Extracted material:
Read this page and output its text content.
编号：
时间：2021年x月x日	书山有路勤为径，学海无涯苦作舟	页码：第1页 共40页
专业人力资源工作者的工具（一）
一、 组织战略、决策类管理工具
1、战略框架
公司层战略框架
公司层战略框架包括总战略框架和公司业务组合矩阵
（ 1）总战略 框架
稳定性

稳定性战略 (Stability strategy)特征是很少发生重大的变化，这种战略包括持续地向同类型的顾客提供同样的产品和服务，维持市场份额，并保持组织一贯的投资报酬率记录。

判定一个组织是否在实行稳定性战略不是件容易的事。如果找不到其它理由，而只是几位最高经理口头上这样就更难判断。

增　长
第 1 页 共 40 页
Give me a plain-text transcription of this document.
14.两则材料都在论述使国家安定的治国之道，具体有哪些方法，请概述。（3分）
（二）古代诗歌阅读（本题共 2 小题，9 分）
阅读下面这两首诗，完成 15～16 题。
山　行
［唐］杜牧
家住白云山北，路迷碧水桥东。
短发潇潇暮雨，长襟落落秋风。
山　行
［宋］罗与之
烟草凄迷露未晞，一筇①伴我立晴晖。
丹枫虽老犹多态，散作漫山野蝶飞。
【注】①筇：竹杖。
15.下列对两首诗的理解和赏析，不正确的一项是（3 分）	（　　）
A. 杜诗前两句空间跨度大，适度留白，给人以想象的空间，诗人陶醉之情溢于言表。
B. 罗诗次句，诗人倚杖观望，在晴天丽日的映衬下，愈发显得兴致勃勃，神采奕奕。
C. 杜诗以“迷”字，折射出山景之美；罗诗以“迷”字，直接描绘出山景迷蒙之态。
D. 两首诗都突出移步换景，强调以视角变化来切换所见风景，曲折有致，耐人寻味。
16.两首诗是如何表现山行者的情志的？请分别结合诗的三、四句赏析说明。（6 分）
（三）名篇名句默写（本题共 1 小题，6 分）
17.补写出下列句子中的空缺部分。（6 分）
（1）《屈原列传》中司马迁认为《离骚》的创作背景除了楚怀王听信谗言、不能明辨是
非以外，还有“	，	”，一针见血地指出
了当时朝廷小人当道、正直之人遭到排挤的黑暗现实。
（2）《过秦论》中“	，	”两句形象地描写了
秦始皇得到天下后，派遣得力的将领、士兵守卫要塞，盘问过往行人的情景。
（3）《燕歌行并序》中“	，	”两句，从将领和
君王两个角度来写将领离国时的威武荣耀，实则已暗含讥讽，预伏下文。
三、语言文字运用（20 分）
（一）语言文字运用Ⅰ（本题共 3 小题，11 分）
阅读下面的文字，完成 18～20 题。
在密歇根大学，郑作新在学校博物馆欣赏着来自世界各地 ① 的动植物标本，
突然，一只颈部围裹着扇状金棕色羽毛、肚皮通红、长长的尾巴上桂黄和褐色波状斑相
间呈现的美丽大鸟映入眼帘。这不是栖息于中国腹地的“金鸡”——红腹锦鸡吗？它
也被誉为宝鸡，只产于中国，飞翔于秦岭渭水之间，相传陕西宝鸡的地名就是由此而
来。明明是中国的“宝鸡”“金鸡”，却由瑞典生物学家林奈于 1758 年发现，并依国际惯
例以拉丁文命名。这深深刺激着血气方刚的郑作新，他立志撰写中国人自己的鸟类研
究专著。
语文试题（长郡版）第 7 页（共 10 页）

Exercise task: In this exercise, repeat all entries exactly.

Exercise result:
Read this page and output its text content.
编号：
时间：2021年x月x日	书山有路勤为径，学海无涯苦作舟	页码：第1页 共40页
专业人力资源工作者的工具（一）
一、 组织战略、决策类管理工具
1、战略框架
公司层战略框架
公司层战略框架包括总战略框架和公司业务组合矩阵
（ 1）总战略 框架
稳定性

稳定性战略 (Stability strategy)特征是很少发生重大的变化，这种战略包括持续地向同类型的顾客提供同样的产品和服务，维持市场份额，并保持组织一贯的投资报酬率记录。

判定一个组织是否在实行稳定性战略不是件容易的事。如果找不到其它理由，而只是几位最高经理口头上这样就更难判断。

增　长
第 1 页 共 40 页
Give me a plain-text transcription of this document.
14.两则材料都在论述使国家安定的治国之道，具体有哪些方法，请概述。（3分）
（二）古代诗歌阅读（本题共 2 小题，9 分）
阅读下面这两首诗，完成 15～16 题。
山　行
［唐］杜牧
家住白云山北，路迷碧水桥东。
短发潇潇暮雨，长襟落落秋风。
山　行
［宋］罗与之
烟草凄迷露未晞，一筇①伴我立晴晖。
丹枫虽老犹多态，散作漫山野蝶飞。
【注】①筇：竹杖。
15.下列对两首诗的理解和赏析，不正确的一项是（3 分）	（　　）
A. 杜诗前两句空间跨度大，适度留白，给人以想象的空间，诗人陶醉之情溢于言表。
B. 罗诗次句，诗人倚杖观望，在晴天丽日的映衬下，愈发显得兴致勃勃，神采奕奕。
C. 杜诗以“迷”字，折射出山景之美；罗诗以“迷”字，直接描绘出山景迷蒙之态。
D. 两首诗都突出移步换景，强调以视角变化来切换所见风景，曲折有致，耐人寻味。
16.两首诗是如何表现山行者的情志的？请分别结合诗的三、四句赏析说明。（6 分）
（三）名篇名句默写（本题共 1 小题，6 分）
17.补写出下列句子中的空缺部分。（6 分）
（1）《屈原列传》中司马迁认为《离骚》的创作背景除了楚怀王听信谗言、不能明辨是
非以外，还有“	，	”，一针见血地指出
了当时朝廷小人当道、正直之人遭到排挤的黑暗现实。
（2）《过秦论》中“	，	”两句形象地描写了
秦始皇得到天下后，派遣得力的将领、士兵守卫要塞，盘问过往行人的情景。
（3）《燕歌行并序》中“	，	”两句，从将领和
君王两个角度来写将领离国时的威武荣耀，实则已暗含讥讽，预伏下文。
三、语言文字运用（20 分）
（一）语言文字运用Ⅰ（本题共 3 小题，11 分）
阅读下面的文字，完成 18～20 题。
在密歇根大学，郑作新在学校博物馆欣赏着来自世界各地 ① 的动植物标本，
突然，一只颈部围裹着扇状金棕色羽毛、肚皮通红、长长的尾巴上桂黄和褐色波状斑相
间呈现的美丽大鸟映入眼帘。这不是栖息于中国腹地的“金鸡”——红腹锦鸡吗？它
也被誉为宝鸡，只产于中国，飞翔于秦岭渭水之间，相传陕西宝鸡的地名就是由此而
来。明明是中国的“宝鸡”“金鸡”，却由瑞典生物学家林奈于 1758 年发现，并依国际惯
例以拉丁文命名。这深深刺激着血气方刚的郑作新，他立志撰写中国人自己的鸟类研
究专著。
语文试题（长郡版）第 7 页（共 10 页）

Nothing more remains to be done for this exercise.